• **WHAT YOU WILL DO**:
All the records that follow need to be reproduced exactly. Omit the images.

= = = = = = =

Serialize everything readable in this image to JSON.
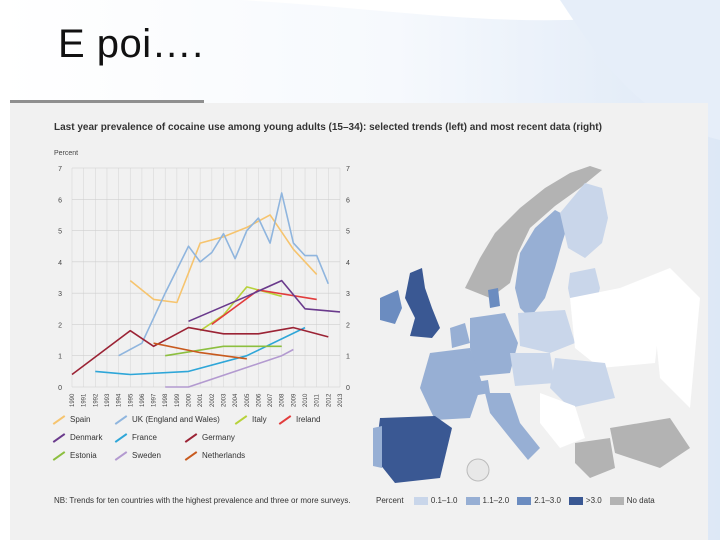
{
  "slide": {
    "title": "E poi…."
  },
  "figure": {
    "title": "Last year prevalence of cocaine use among young adults (15–34): selected trends (left) and most recent data (right)",
    "y_axis_title": "Percent",
    "footnote": "NB: Trends for ten countries with the highest prevalence and three or more surveys.",
    "map_legend": {
      "title": "Percent",
      "items": [
        {
          "label": "0.1–1.0",
          "color": "#c9d6ea"
        },
        {
          "label": "1.1–2.0",
          "color": "#97afd4"
        },
        {
          "label": "2.1–3.0",
          "color": "#6b8cc0"
        },
        {
          "label": ">3.0",
          "color": "#3a5893"
        },
        {
          "label": "No data",
          "color": "#b3b3b3"
        }
      ]
    }
  },
  "chart_data": {
    "type": "line",
    "title": "Last year prevalence of cocaine use among young adults (15–34): selected trends",
    "xlabel": "",
    "ylabel": "Percent",
    "ylim": [
      0,
      7
    ],
    "yticks": [
      0,
      1,
      2,
      3,
      4,
      5,
      6,
      7
    ],
    "x": [
      1990,
      1991,
      1992,
      1993,
      1994,
      1995,
      1996,
      1997,
      1998,
      1999,
      2000,
      2001,
      2002,
      2003,
      2004,
      2005,
      2006,
      2007,
      2008,
      2009,
      2010,
      2011,
      2012,
      2013
    ],
    "series": [
      {
        "name": "Spain",
        "color": "#f6c46e",
        "points": [
          [
            1995,
            3.4
          ],
          [
            1997,
            2.8
          ],
          [
            1999,
            2.7
          ],
          [
            2001,
            4.6
          ],
          [
            2003,
            4.8
          ],
          [
            2005,
            5.1
          ],
          [
            2007,
            5.5
          ],
          [
            2009,
            4.4
          ],
          [
            2011,
            3.6
          ]
        ]
      },
      {
        "name": "UK (England and Wales)",
        "color": "#8fb5de",
        "points": [
          [
            1994,
            1.0
          ],
          [
            1996,
            1.4
          ],
          [
            1998,
            3.0
          ],
          [
            2000,
            4.5
          ],
          [
            2001,
            4.0
          ],
          [
            2002,
            4.3
          ],
          [
            2003,
            4.9
          ],
          [
            2004,
            4.1
          ],
          [
            2005,
            5.0
          ],
          [
            2006,
            5.4
          ],
          [
            2007,
            4.6
          ],
          [
            2008,
            6.2
          ],
          [
            2009,
            4.6
          ],
          [
            2010,
            4.2
          ],
          [
            2011,
            4.2
          ],
          [
            2012,
            3.3
          ]
        ]
      },
      {
        "name": "Italy",
        "color": "#b7d23a",
        "points": [
          [
            2001,
            1.8
          ],
          [
            2003,
            2.3
          ],
          [
            2005,
            3.2
          ],
          [
            2008,
            2.9
          ]
        ]
      },
      {
        "name": "Ireland",
        "color": "#e23c3c",
        "points": [
          [
            2002,
            2.0
          ],
          [
            2006,
            3.1
          ],
          [
            2011,
            2.8
          ]
        ]
      },
      {
        "name": "Denmark",
        "color": "#6a3a8c",
        "points": [
          [
            2000,
            2.1
          ],
          [
            2005,
            2.9
          ],
          [
            2008,
            3.4
          ],
          [
            2010,
            2.5
          ],
          [
            2013,
            2.4
          ]
        ]
      },
      {
        "name": "France",
        "color": "#2ea6d8",
        "points": [
          [
            1992,
            0.5
          ],
          [
            1995,
            0.4
          ],
          [
            2000,
            0.5
          ],
          [
            2005,
            1.0
          ],
          [
            2010,
            1.9
          ]
        ]
      },
      {
        "name": "Germany",
        "color": "#9b2335",
        "points": [
          [
            1990,
            0.4
          ],
          [
            1995,
            1.8
          ],
          [
            1997,
            1.3
          ],
          [
            2000,
            1.9
          ],
          [
            2003,
            1.7
          ],
          [
            2006,
            1.7
          ],
          [
            2009,
            1.9
          ],
          [
            2012,
            1.6
          ]
        ]
      },
      {
        "name": "Estonia",
        "color": "#8cbf3f",
        "points": [
          [
            1998,
            1.0
          ],
          [
            2003,
            1.3
          ],
          [
            2008,
            1.3
          ]
        ]
      },
      {
        "name": "Sweden",
        "color": "#b39ad0",
        "points": [
          [
            1998,
            0.0
          ],
          [
            2000,
            0.0
          ],
          [
            2004,
            0.5
          ],
          [
            2008,
            1.0
          ],
          [
            2009,
            1.2
          ]
        ]
      },
      {
        "name": "Netherlands",
        "color": "#c85a1e",
        "points": [
          [
            1997,
            1.4
          ],
          [
            2001,
            1.1
          ],
          [
            2005,
            0.9
          ]
        ]
      }
    ]
  }
}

= = = = = = =

• **CORRECT OUTPUT**:
Serialize everything readable in this image to JSON.
{
  "slide": {
    "title": "E poi…."
  },
  "figure": {
    "title": "Last year prevalence of cocaine use among young adults (15–34): selected trends (left) and most recent data (right)",
    "y_axis_title": "Percent",
    "footnote": "NB: Trends for ten countries with the highest prevalence and three or more surveys.",
    "map_legend": {
      "title": "Percent",
      "items": [
        {
          "label": "0.1–1.0",
          "color": "#c9d6ea"
        },
        {
          "label": "1.1–2.0",
          "color": "#97afd4"
        },
        {
          "label": "2.1–3.0",
          "color": "#6b8cc0"
        },
        {
          "label": ">3.0",
          "color": "#3a5893"
        },
        {
          "label": "No data",
          "color": "#b3b3b3"
        }
      ]
    }
  },
  "chart_data": {
    "type": "line",
    "title": "Last year prevalence of cocaine use among young adults (15–34): selected trends",
    "xlabel": "",
    "ylabel": "Percent",
    "ylim": [
      0,
      7
    ],
    "yticks": [
      0,
      1,
      2,
      3,
      4,
      5,
      6,
      7
    ],
    "x": [
      1990,
      1991,
      1992,
      1993,
      1994,
      1995,
      1996,
      1997,
      1998,
      1999,
      2000,
      2001,
      2002,
      2003,
      2004,
      2005,
      2006,
      2007,
      2008,
      2009,
      2010,
      2011,
      2012,
      2013
    ],
    "series": [
      {
        "name": "Spain",
        "color": "#f6c46e",
        "points": [
          [
            1995,
            3.4
          ],
          [
            1997,
            2.8
          ],
          [
            1999,
            2.7
          ],
          [
            2001,
            4.6
          ],
          [
            2003,
            4.8
          ],
          [
            2005,
            5.1
          ],
          [
            2007,
            5.5
          ],
          [
            2009,
            4.4
          ],
          [
            2011,
            3.6
          ]
        ]
      },
      {
        "name": "UK (England and Wales)",
        "color": "#8fb5de",
        "points": [
          [
            1994,
            1.0
          ],
          [
            1996,
            1.4
          ],
          [
            1998,
            3.0
          ],
          [
            2000,
            4.5
          ],
          [
            2001,
            4.0
          ],
          [
            2002,
            4.3
          ],
          [
            2003,
            4.9
          ],
          [
            2004,
            4.1
          ],
          [
            2005,
            5.0
          ],
          [
            2006,
            5.4
          ],
          [
            2007,
            4.6
          ],
          [
            2008,
            6.2
          ],
          [
            2009,
            4.6
          ],
          [
            2010,
            4.2
          ],
          [
            2011,
            4.2
          ],
          [
            2012,
            3.3
          ]
        ]
      },
      {
        "name": "Italy",
        "color": "#b7d23a",
        "points": [
          [
            2001,
            1.8
          ],
          [
            2003,
            2.3
          ],
          [
            2005,
            3.2
          ],
          [
            2008,
            2.9
          ]
        ]
      },
      {
        "name": "Ireland",
        "color": "#e23c3c",
        "points": [
          [
            2002,
            2.0
          ],
          [
            2006,
            3.1
          ],
          [
            2011,
            2.8
          ]
        ]
      },
      {
        "name": "Denmark",
        "color": "#6a3a8c",
        "points": [
          [
            2000,
            2.1
          ],
          [
            2005,
            2.9
          ],
          [
            2008,
            3.4
          ],
          [
            2010,
            2.5
          ],
          [
            2013,
            2.4
          ]
        ]
      },
      {
        "name": "France",
        "color": "#2ea6d8",
        "points": [
          [
            1992,
            0.5
          ],
          [
            1995,
            0.4
          ],
          [
            2000,
            0.5
          ],
          [
            2005,
            1.0
          ],
          [
            2010,
            1.9
          ]
        ]
      },
      {
        "name": "Germany",
        "color": "#9b2335",
        "points": [
          [
            1990,
            0.4
          ],
          [
            1995,
            1.8
          ],
          [
            1997,
            1.3
          ],
          [
            2000,
            1.9
          ],
          [
            2003,
            1.7
          ],
          [
            2006,
            1.7
          ],
          [
            2009,
            1.9
          ],
          [
            2012,
            1.6
          ]
        ]
      },
      {
        "name": "Estonia",
        "color": "#8cbf3f",
        "points": [
          [
            1998,
            1.0
          ],
          [
            2003,
            1.3
          ],
          [
            2008,
            1.3
          ]
        ]
      },
      {
        "name": "Sweden",
        "color": "#b39ad0",
        "points": [
          [
            1998,
            0.0
          ],
          [
            2000,
            0.0
          ],
          [
            2004,
            0.5
          ],
          [
            2008,
            1.0
          ],
          [
            2009,
            1.2
          ]
        ]
      },
      {
        "name": "Netherlands",
        "color": "#c85a1e",
        "points": [
          [
            1997,
            1.4
          ],
          [
            2001,
            1.1
          ],
          [
            2005,
            0.9
          ]
        ]
      }
    ]
  }
}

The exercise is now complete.